All lines from the one with "Type out the text in this image." to the end need to be copied exactly, with nothing before them.

Begin Dataset extract

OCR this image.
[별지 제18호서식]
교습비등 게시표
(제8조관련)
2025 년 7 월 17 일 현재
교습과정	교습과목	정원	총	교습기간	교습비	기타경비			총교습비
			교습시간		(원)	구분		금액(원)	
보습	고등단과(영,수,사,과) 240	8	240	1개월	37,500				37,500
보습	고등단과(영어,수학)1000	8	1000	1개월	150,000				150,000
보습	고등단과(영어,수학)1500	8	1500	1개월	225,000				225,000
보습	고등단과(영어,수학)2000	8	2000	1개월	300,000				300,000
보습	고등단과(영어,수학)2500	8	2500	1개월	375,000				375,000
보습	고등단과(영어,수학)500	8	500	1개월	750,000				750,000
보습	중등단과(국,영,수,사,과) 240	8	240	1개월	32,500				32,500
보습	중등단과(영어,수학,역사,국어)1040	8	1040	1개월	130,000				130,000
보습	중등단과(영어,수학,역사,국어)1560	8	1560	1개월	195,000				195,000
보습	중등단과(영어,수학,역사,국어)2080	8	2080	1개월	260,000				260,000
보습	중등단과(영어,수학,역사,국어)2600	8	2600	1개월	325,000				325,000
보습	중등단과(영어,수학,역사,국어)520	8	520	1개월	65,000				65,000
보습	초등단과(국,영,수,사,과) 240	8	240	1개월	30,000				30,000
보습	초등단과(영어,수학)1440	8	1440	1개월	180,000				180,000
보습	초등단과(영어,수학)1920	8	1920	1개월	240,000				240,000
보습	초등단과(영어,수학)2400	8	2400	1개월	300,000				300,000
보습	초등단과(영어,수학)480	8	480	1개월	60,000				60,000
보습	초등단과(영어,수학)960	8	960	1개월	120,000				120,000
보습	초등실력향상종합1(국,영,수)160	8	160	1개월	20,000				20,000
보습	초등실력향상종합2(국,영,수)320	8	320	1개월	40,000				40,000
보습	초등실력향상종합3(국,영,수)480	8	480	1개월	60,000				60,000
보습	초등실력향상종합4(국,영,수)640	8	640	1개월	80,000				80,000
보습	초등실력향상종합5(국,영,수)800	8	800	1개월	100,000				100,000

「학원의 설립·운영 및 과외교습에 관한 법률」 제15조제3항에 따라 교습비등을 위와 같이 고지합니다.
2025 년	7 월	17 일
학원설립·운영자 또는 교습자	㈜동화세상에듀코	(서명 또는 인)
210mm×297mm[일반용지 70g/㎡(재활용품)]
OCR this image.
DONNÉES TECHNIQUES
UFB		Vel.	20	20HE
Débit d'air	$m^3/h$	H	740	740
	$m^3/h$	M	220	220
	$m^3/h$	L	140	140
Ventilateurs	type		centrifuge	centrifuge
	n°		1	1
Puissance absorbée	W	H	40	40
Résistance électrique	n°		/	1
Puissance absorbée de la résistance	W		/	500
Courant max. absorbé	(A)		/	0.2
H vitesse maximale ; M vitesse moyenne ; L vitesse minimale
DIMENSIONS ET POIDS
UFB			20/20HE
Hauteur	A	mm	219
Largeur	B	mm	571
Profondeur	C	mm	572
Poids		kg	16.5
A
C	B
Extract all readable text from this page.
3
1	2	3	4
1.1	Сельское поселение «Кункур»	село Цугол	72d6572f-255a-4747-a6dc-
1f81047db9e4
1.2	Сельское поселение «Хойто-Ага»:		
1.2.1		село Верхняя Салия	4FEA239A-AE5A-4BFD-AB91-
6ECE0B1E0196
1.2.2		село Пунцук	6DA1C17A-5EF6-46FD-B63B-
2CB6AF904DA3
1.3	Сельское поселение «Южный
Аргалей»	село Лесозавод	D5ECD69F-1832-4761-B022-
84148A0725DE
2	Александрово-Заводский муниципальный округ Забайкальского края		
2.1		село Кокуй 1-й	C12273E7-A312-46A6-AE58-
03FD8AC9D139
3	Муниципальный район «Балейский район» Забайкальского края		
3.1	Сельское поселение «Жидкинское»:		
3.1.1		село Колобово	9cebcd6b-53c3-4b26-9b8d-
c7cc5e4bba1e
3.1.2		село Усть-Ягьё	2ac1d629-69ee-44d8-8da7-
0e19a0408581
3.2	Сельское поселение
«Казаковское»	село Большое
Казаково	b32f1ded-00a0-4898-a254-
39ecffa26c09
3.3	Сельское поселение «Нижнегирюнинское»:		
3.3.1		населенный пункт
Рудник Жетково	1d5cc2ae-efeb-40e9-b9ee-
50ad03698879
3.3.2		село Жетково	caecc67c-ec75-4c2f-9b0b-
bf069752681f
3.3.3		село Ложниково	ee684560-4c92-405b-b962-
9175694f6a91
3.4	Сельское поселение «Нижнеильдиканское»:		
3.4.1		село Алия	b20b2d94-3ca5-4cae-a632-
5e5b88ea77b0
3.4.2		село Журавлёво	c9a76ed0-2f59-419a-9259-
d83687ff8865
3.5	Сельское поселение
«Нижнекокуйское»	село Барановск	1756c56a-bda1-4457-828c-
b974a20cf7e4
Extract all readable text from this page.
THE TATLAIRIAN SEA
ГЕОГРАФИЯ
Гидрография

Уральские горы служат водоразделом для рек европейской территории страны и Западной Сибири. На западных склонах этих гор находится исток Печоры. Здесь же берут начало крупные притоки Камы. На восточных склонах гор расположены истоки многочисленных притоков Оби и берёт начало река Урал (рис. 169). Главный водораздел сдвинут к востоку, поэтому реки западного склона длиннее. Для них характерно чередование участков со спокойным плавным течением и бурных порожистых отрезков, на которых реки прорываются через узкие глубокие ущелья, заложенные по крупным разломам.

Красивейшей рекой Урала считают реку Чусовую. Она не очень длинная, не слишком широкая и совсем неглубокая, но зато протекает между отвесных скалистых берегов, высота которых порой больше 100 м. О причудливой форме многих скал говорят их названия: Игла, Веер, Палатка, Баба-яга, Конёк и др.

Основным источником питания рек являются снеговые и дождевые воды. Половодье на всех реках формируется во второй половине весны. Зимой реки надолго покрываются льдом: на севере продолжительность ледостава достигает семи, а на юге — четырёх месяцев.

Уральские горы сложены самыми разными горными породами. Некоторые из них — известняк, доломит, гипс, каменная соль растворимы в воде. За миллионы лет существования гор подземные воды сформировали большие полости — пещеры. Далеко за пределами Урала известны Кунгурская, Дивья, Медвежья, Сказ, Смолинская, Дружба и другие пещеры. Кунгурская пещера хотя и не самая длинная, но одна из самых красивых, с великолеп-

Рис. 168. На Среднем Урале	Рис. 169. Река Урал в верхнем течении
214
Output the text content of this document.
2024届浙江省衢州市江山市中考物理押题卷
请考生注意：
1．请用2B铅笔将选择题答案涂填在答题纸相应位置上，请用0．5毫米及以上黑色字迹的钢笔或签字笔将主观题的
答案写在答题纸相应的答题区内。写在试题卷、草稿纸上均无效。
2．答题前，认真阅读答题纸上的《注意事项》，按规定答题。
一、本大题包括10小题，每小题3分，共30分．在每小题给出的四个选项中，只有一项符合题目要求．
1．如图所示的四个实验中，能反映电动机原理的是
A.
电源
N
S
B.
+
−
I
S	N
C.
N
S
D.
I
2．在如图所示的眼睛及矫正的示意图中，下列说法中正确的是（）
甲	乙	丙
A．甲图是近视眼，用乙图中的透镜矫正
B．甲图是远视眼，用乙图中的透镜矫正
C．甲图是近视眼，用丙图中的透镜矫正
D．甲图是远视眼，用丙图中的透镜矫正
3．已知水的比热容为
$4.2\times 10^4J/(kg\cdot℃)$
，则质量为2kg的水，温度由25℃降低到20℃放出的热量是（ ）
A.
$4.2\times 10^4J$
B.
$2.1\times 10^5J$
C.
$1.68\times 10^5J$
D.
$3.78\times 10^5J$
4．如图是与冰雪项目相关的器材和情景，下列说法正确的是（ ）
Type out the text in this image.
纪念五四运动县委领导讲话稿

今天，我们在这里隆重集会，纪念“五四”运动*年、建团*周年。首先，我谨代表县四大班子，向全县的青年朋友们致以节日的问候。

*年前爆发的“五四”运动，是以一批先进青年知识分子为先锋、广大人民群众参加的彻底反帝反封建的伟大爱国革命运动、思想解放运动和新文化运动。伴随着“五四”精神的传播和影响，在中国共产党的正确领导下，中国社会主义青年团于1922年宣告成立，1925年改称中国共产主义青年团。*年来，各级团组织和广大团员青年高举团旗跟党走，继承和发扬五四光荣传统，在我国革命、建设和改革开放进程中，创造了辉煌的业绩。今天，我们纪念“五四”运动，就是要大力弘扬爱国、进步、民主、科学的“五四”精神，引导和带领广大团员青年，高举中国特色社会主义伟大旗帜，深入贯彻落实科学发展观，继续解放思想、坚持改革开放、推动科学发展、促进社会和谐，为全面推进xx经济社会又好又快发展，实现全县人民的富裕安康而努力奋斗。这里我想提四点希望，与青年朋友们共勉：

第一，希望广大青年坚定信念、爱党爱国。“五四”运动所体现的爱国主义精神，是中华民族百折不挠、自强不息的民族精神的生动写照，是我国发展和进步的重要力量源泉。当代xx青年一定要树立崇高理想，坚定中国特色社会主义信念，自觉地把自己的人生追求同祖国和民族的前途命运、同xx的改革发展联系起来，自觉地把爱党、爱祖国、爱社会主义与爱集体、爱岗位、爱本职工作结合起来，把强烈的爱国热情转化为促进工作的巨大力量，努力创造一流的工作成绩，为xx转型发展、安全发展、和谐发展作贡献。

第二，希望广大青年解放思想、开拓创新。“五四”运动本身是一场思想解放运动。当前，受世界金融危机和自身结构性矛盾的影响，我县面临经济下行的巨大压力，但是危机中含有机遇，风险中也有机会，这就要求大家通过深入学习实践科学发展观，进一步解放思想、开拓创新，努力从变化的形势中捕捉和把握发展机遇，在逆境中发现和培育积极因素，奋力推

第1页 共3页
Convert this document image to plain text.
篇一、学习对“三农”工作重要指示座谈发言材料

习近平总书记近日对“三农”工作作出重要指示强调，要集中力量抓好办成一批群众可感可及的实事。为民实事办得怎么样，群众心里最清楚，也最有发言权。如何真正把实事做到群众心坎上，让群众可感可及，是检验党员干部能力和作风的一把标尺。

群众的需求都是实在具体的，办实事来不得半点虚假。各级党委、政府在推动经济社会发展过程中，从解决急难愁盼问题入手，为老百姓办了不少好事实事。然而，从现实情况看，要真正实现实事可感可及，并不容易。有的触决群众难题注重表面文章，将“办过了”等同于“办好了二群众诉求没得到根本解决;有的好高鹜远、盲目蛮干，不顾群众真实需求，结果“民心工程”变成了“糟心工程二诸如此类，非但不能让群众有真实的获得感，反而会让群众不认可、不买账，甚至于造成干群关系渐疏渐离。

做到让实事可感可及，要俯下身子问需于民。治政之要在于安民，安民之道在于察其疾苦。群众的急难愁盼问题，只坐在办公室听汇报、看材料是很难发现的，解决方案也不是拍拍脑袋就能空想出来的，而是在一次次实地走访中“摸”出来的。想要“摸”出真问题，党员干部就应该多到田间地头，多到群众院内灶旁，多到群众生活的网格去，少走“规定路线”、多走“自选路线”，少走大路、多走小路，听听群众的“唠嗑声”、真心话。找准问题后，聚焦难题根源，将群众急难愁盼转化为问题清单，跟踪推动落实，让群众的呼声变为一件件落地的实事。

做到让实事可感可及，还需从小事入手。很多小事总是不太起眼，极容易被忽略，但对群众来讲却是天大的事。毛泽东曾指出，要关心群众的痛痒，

End Dataset extract

**Answer for the task:**
Type out the text in this image.
纪念五四运动县委领导讲话稿

今天，我们在这里隆重集会，纪念“五四”运动*年、建团*周年。首先，我谨代表县四大班子，向全县的青年朋友们致以节日的问候。

*年前爆发的“五四”运动，是以一批先进青年知识分子为先锋、广大人民群众参加的彻底反帝反封建的伟大爱国革命运动、思想解放运动和新文化运动。伴随着“五四”精神的传播和影响，在中国共产党的正确领导下，中国社会主义青年团于1922年宣告成立，1925年改称中国共产主义青年团。*年来，各级团组织和广大团员青年高举团旗跟党走，继承和发扬五四光荣传统，在我国革命、建设和改革开放进程中，创造了辉煌的业绩。今天，我们纪念“五四”运动，就是要大力弘扬爱国、进步、民主、科学的“五四”精神，引导和带领广大团员青年，高举中国特色社会主义伟大旗帜，深入贯彻落实科学发展观，继续解放思想、坚持改革开放、推动科学发展、促进社会和谐，为全面推进xx经济社会又好又快发展，实现全县人民的富裕安康而努力奋斗。这里我想提四点希望，与青年朋友们共勉：

第一，希望广大青年坚定信念、爱党爱国。“五四”运动所体现的爱国主义精神，是中华民族百折不挠、自强不息的民族精神的生动写照，是我国发展和进步的重要力量源泉。当代xx青年一定要树立崇高理想，坚定中国特色社会主义信念，自觉地把自己的人生追求同祖国和民族的前途命运、同xx的改革发展联系起来，自觉地把爱党、爱祖国、爱社会主义与爱集体、爱岗位、爱本职工作结合起来，把强烈的爱国热情转化为促进工作的巨大力量，努力创造一流的工作成绩，为xx转型发展、安全发展、和谐发展作贡献。

第二，希望广大青年解放思想、开拓创新。“五四”运动本身是一场思想解放运动。当前，受世界金融危机和自身结构性矛盾的影响，我县面临经济下行的巨大压力，但是危机中含有机遇，风险中也有机会，这就要求大家通过深入学习实践科学发展观，进一步解放思想、开拓创新，努力从变化的形势中捕捉和把握发展机遇，在逆境中发现和培育积极因素，奋力推

第1页 共3页
Convert this document image to plain text.
篇一、学习对“三农”工作重要指示座谈发言材料

习近平总书记近日对“三农”工作作出重要指示强调，要集中力量抓好办成一批群众可感可及的实事。为民实事办得怎么样，群众心里最清楚，也最有发言权。如何真正把实事做到群众心坎上，让群众可感可及，是检验党员干部能力和作风的一把标尺。

群众的需求都是实在具体的，办实事来不得半点虚假。各级党委、政府在推动经济社会发展过程中，从解决急难愁盼问题入手，为老百姓办了不少好事实事。然而，从现实情况看，要真正实现实事可感可及，并不容易。有的触决群众难题注重表面文章，将“办过了”等同于“办好了二群众诉求没得到根本解决;有的好高鹜远、盲目蛮干，不顾群众真实需求，结果“民心工程”变成了“糟心工程二诸如此类，非但不能让群众有真实的获得感，反而会让群众不认可、不买账，甚至于造成干群关系渐疏渐离。

做到让实事可感可及，要俯下身子问需于民。治政之要在于安民，安民之道在于察其疾苦。群众的急难愁盼问题，只坐在办公室听汇报、看材料是很难发现的，解决方案也不是拍拍脑袋就能空想出来的，而是在一次次实地走访中“摸”出来的。想要“摸”出真问题，党员干部就应该多到田间地头，多到群众院内灶旁，多到群众生活的网格去，少走“规定路线”、多走“自选路线”，少走大路、多走小路，听听群众的“唠嗑声”、真心话。找准问题后，聚焦难题根源，将群众急难愁盼转化为问题清单，跟踪推动落实，让群众的呼声变为一件件落地的实事。

做到让实事可感可及，还需从小事入手。很多小事总是不太起眼，极容易被忽略，但对群众来讲却是天大的事。毛泽东曾指出，要关心群众的痛痒，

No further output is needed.